_Work to complete_
Copy every line from the material below that holds "title".

_Records supplied_

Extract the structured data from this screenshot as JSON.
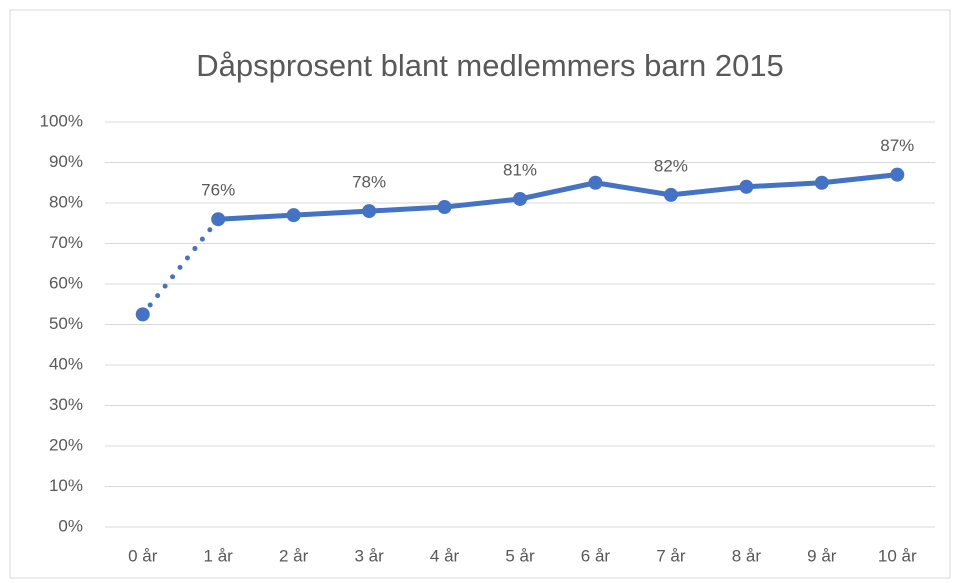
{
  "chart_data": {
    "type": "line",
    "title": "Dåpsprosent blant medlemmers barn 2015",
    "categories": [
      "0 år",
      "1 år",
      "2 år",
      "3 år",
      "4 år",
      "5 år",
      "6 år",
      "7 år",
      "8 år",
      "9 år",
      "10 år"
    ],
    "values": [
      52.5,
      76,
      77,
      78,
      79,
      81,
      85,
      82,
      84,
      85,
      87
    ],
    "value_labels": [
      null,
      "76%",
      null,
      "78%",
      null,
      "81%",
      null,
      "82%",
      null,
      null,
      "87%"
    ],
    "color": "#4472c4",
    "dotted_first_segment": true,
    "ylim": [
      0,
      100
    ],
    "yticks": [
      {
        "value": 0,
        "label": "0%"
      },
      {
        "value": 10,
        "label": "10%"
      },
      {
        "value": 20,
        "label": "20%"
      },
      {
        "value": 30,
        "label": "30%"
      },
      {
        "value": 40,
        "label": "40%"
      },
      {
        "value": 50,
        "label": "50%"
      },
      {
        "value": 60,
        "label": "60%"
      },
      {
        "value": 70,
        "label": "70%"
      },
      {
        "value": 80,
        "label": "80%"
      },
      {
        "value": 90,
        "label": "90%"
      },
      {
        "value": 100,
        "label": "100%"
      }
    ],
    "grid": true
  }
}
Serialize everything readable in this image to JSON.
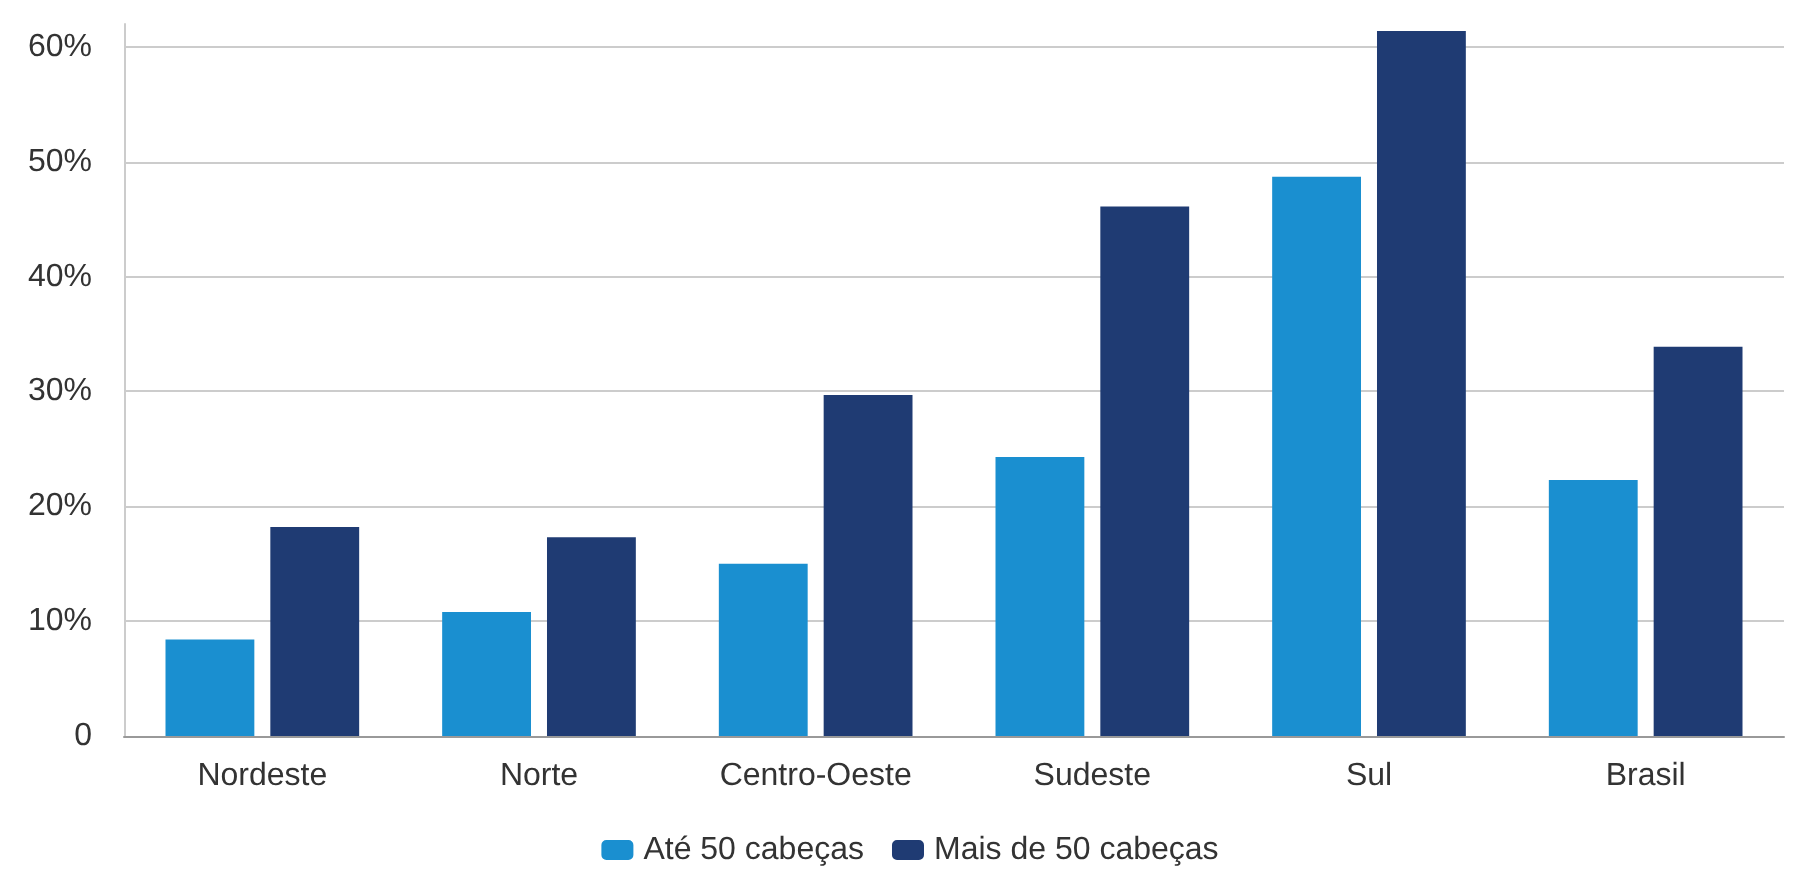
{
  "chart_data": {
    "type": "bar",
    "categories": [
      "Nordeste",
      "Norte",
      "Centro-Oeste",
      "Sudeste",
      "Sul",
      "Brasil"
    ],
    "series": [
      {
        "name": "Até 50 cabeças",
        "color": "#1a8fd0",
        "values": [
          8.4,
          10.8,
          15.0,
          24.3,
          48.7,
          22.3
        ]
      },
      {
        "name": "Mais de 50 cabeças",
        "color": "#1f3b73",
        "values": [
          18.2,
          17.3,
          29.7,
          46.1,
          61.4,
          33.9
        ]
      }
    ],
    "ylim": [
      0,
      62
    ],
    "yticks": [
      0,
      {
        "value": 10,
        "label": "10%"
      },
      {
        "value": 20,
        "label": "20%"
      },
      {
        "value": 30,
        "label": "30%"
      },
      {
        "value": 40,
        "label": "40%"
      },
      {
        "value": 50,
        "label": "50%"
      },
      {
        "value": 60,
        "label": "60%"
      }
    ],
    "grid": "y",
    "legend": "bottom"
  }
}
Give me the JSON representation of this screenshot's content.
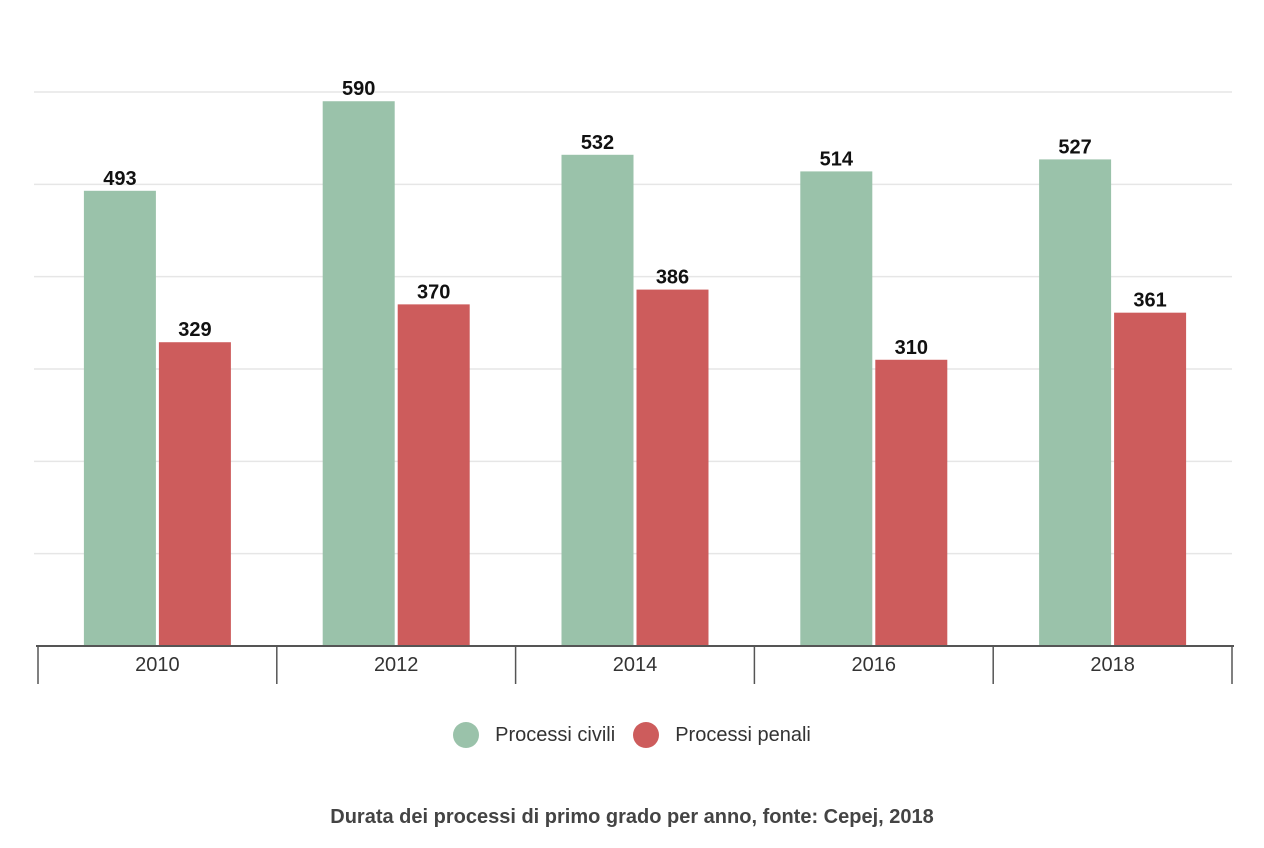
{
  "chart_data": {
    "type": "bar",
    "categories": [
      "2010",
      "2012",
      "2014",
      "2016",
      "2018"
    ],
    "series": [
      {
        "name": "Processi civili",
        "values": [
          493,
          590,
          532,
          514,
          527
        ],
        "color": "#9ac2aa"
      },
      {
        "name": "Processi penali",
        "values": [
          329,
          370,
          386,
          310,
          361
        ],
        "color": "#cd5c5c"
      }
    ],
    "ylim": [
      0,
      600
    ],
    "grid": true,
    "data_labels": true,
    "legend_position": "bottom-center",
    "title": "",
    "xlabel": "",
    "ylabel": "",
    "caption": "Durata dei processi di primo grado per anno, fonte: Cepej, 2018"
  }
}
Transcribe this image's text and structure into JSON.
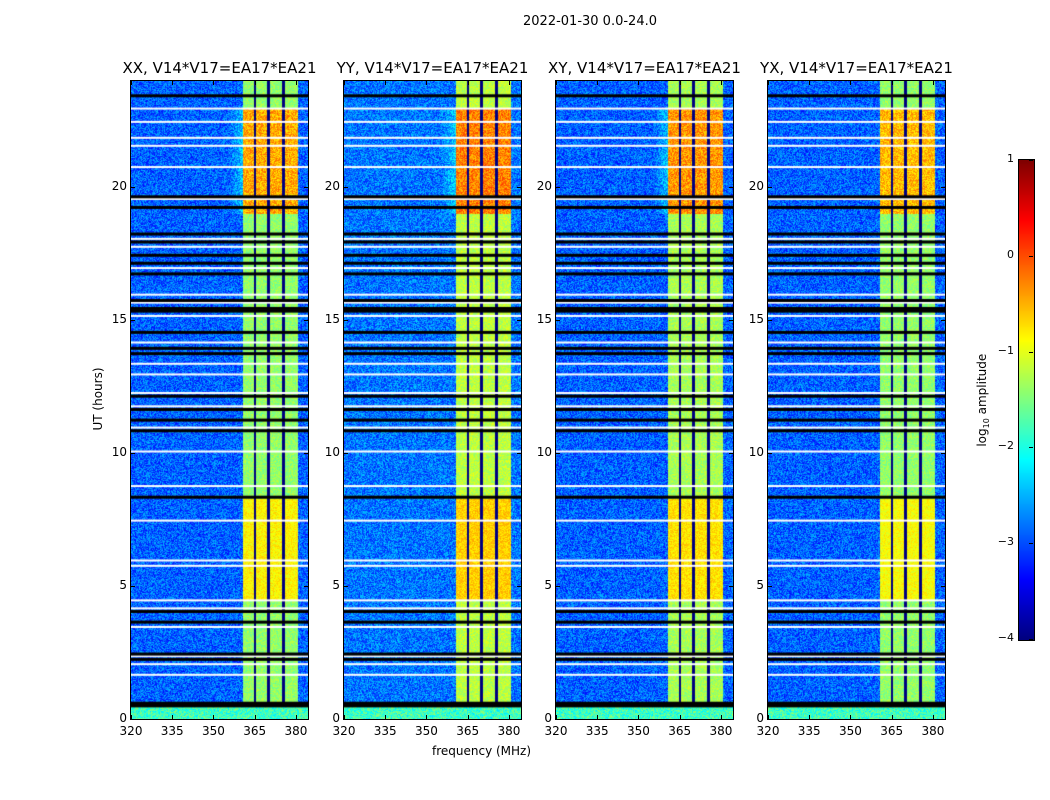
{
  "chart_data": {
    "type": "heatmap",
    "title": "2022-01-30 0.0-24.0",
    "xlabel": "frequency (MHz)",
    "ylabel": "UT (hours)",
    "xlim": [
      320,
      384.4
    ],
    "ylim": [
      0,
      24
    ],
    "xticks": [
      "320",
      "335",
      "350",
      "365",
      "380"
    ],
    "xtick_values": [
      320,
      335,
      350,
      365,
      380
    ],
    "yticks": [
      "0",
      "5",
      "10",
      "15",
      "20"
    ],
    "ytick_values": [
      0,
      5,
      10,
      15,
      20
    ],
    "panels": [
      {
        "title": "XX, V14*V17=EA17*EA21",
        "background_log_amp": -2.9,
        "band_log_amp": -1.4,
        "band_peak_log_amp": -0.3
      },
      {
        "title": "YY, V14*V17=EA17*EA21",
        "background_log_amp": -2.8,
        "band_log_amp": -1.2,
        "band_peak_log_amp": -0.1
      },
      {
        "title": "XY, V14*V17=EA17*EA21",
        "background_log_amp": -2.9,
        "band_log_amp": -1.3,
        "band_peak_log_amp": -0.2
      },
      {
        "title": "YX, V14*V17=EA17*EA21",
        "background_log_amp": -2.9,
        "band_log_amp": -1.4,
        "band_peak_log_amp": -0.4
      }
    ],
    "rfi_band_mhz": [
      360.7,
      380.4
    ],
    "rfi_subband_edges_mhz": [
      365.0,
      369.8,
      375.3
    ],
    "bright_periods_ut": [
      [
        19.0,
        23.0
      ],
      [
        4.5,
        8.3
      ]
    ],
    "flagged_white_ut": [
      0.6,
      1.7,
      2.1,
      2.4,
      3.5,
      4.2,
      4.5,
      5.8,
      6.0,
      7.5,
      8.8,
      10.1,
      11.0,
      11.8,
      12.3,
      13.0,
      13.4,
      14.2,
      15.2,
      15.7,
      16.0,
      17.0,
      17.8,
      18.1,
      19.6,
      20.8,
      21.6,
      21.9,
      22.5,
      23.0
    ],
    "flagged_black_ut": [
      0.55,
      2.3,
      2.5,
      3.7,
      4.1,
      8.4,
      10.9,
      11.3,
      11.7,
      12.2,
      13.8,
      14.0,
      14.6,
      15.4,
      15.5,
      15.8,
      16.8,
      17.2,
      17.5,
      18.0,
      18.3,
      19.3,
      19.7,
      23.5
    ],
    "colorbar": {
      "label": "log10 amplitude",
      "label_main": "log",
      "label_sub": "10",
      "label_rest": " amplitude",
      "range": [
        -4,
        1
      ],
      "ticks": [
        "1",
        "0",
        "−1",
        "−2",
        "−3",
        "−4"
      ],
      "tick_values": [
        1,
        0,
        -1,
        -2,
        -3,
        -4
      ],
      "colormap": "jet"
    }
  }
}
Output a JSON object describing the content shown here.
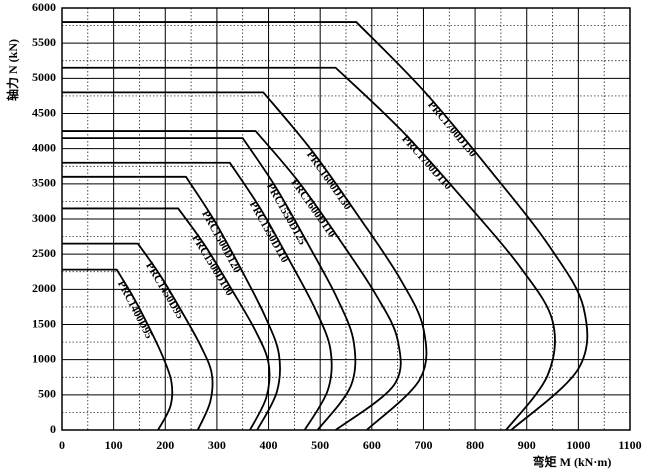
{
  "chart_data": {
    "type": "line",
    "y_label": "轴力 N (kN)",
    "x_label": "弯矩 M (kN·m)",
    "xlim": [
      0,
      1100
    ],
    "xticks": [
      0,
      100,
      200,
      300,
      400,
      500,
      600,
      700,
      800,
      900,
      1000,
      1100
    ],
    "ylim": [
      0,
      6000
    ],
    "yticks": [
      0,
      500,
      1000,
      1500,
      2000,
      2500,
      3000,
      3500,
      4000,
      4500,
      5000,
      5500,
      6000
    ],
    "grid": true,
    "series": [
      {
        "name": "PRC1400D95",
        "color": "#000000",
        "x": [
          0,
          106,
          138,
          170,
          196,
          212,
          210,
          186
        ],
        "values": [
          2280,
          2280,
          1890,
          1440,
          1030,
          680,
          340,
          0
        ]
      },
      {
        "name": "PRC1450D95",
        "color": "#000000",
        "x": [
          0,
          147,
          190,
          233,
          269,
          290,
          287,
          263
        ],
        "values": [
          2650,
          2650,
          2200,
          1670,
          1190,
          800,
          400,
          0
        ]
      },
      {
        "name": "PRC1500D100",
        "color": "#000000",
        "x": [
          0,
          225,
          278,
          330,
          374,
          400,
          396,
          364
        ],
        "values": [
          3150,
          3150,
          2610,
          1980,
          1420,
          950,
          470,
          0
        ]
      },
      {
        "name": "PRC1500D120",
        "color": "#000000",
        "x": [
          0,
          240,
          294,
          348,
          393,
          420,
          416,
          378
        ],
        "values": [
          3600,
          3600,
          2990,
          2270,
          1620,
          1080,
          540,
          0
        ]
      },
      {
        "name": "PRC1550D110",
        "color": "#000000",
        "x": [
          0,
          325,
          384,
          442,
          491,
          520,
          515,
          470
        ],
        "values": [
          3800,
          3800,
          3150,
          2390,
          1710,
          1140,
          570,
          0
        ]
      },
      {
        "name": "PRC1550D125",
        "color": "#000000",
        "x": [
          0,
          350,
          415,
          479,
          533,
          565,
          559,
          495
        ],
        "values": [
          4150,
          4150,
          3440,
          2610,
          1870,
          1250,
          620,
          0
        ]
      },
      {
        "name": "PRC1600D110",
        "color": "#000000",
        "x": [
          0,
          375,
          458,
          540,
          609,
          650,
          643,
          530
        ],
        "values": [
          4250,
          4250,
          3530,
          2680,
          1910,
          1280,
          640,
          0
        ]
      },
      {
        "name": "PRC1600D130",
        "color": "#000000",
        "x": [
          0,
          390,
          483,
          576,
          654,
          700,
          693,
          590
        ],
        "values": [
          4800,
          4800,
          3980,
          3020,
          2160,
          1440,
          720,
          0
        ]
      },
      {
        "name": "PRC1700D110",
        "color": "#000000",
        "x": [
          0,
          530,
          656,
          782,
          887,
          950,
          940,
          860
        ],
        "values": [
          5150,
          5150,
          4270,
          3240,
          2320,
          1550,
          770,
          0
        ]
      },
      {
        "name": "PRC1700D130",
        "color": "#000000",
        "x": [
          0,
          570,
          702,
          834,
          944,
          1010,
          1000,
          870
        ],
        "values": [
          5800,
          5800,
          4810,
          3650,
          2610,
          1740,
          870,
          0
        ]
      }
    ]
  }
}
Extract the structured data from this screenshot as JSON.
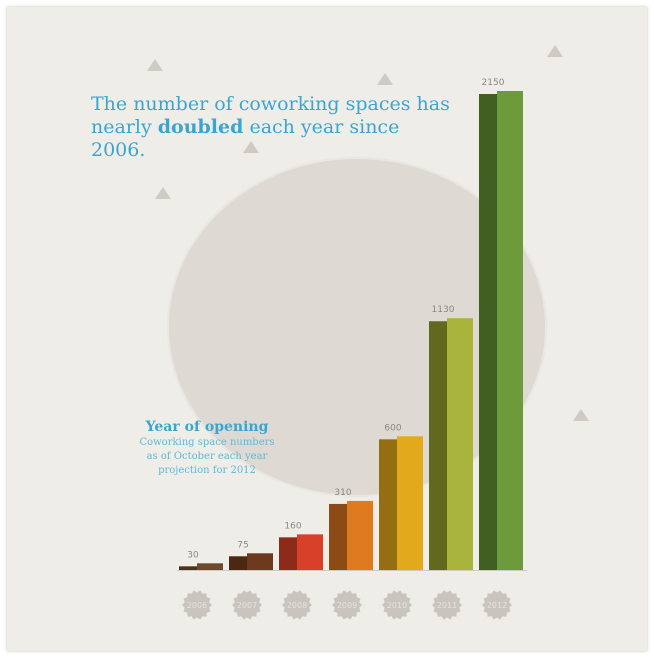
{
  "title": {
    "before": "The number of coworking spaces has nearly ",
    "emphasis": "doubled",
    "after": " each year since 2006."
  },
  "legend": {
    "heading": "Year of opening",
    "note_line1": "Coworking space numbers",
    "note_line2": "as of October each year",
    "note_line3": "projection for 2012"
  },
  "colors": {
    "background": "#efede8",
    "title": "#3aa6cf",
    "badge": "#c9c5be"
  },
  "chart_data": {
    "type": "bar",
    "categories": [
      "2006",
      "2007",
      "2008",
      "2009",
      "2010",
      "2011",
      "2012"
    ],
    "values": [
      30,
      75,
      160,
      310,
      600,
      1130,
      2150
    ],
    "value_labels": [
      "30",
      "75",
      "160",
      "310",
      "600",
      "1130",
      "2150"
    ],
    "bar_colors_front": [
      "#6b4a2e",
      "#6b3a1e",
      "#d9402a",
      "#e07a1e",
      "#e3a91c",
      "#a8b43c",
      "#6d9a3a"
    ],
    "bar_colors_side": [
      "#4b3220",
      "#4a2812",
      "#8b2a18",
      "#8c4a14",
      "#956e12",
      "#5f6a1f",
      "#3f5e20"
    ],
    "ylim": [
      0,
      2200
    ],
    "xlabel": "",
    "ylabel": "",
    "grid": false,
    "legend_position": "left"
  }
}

_Full output_
    "title": "Dåpsprosent blant medlemmers barn 2015",
    "title": "",
    "title": "2022-01-30 0.0-24.0",
        "title": "XX, V14*V17=EA17*EA21",
        "title": "YY, V14*V17=EA17*EA21",
        "title": "XY, V14*V17=EA17*EA21",
        "title": "YX, V14*V17=EA17*EA21",
  "title": {
    "title": "#3aa6cf",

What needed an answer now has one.